• [INFORMATION SUPPLIED]
———
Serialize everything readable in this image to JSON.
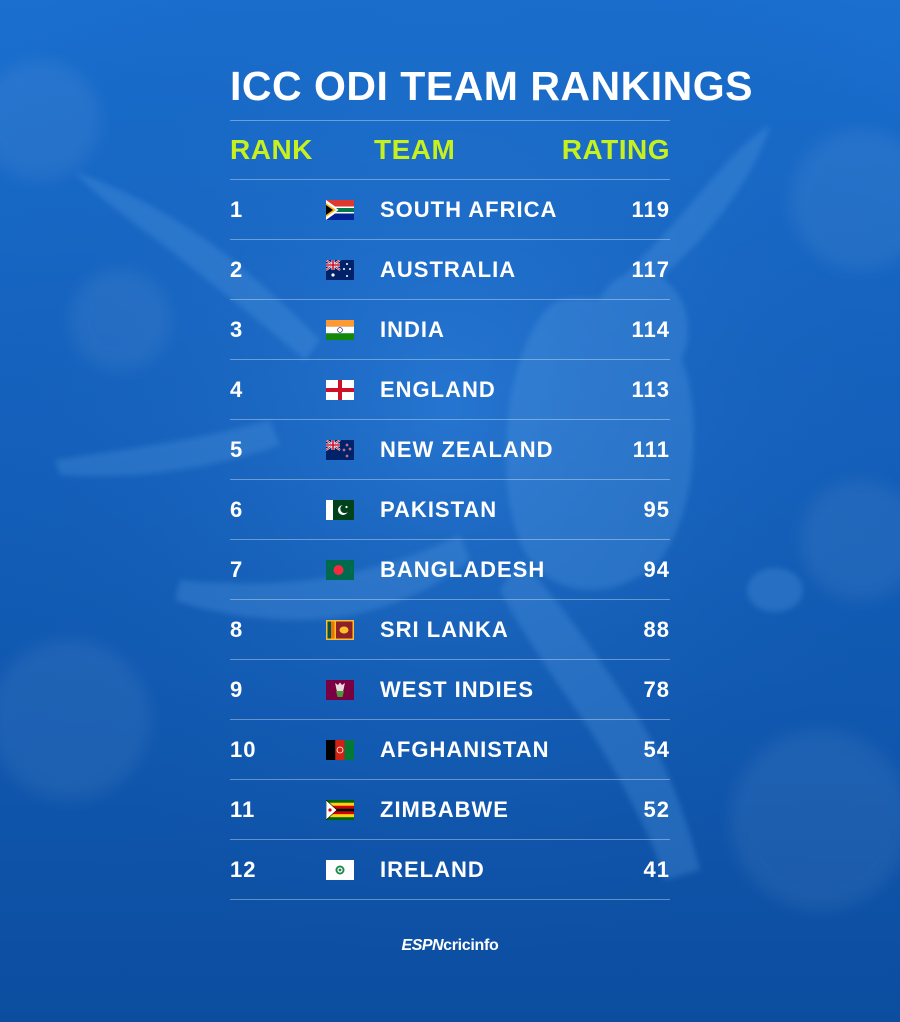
{
  "title": "ICC ODI TEAM RANKINGS",
  "headers": {
    "rank": "RANK",
    "team": "TEAM",
    "rating": "RATING"
  },
  "rows": [
    {
      "rank": "1",
      "team": "SOUTH AFRICA",
      "rating": "119",
      "flag": "flag-south-africa-icon"
    },
    {
      "rank": "2",
      "team": "AUSTRALIA",
      "rating": "117",
      "flag": "flag-australia-icon"
    },
    {
      "rank": "3",
      "team": "INDIA",
      "rating": "114",
      "flag": "flag-india-icon"
    },
    {
      "rank": "4",
      "team": "ENGLAND",
      "rating": "113",
      "flag": "flag-england-icon"
    },
    {
      "rank": "5",
      "team": "NEW ZEALAND",
      "rating": "111",
      "flag": "flag-new-zealand-icon"
    },
    {
      "rank": "6",
      "team": "PAKISTAN",
      "rating": "95",
      "flag": "flag-pakistan-icon"
    },
    {
      "rank": "7",
      "team": "BANGLADESH",
      "rating": "94",
      "flag": "flag-bangladesh-icon"
    },
    {
      "rank": "8",
      "team": "SRI LANKA",
      "rating": "88",
      "flag": "flag-sri-lanka-icon"
    },
    {
      "rank": "9",
      "team": "WEST INDIES",
      "rating": "78",
      "flag": "flag-west-indies-icon"
    },
    {
      "rank": "10",
      "team": "AFGHANISTAN",
      "rating": "54",
      "flag": "flag-afghanistan-icon"
    },
    {
      "rank": "11",
      "team": "ZIMBABWE",
      "rating": "52",
      "flag": "flag-zimbabwe-icon"
    },
    {
      "rank": "12",
      "team": "IRELAND",
      "rating": "41",
      "flag": "flag-ireland-icon"
    }
  ],
  "brand": {
    "espn": "ESPN",
    "name": "cricinfo"
  },
  "colors": {
    "background": "#1461bd",
    "header_accent": "#c6f01e",
    "text": "#ffffff"
  }
}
———
• [YOUR TASK]
Reproduce the material in full, word for word, and omit the pictures.

• [FINAL RESULT]
Serialize everything readable in this image to JSON.
{
  "title": "ICC ODI TEAM RANKINGS",
  "headers": {
    "rank": "RANK",
    "team": "TEAM",
    "rating": "RATING"
  },
  "rows": [
    {
      "rank": "1",
      "team": "SOUTH AFRICA",
      "rating": "119",
      "flag": "flag-south-africa-icon"
    },
    {
      "rank": "2",
      "team": "AUSTRALIA",
      "rating": "117",
      "flag": "flag-australia-icon"
    },
    {
      "rank": "3",
      "team": "INDIA",
      "rating": "114",
      "flag": "flag-india-icon"
    },
    {
      "rank": "4",
      "team": "ENGLAND",
      "rating": "113",
      "flag": "flag-england-icon"
    },
    {
      "rank": "5",
      "team": "NEW ZEALAND",
      "rating": "111",
      "flag": "flag-new-zealand-icon"
    },
    {
      "rank": "6",
      "team": "PAKISTAN",
      "rating": "95",
      "flag": "flag-pakistan-icon"
    },
    {
      "rank": "7",
      "team": "BANGLADESH",
      "rating": "94",
      "flag": "flag-bangladesh-icon"
    },
    {
      "rank": "8",
      "team": "SRI LANKA",
      "rating": "88",
      "flag": "flag-sri-lanka-icon"
    },
    {
      "rank": "9",
      "team": "WEST INDIES",
      "rating": "78",
      "flag": "flag-west-indies-icon"
    },
    {
      "rank": "10",
      "team": "AFGHANISTAN",
      "rating": "54",
      "flag": "flag-afghanistan-icon"
    },
    {
      "rank": "11",
      "team": "ZIMBABWE",
      "rating": "52",
      "flag": "flag-zimbabwe-icon"
    },
    {
      "rank": "12",
      "team": "IRELAND",
      "rating": "41",
      "flag": "flag-ireland-icon"
    }
  ],
  "brand": {
    "espn": "ESPN",
    "name": "cricinfo"
  },
  "colors": {
    "background": "#1461bd",
    "header_accent": "#c6f01e",
    "text": "#ffffff"
  }
}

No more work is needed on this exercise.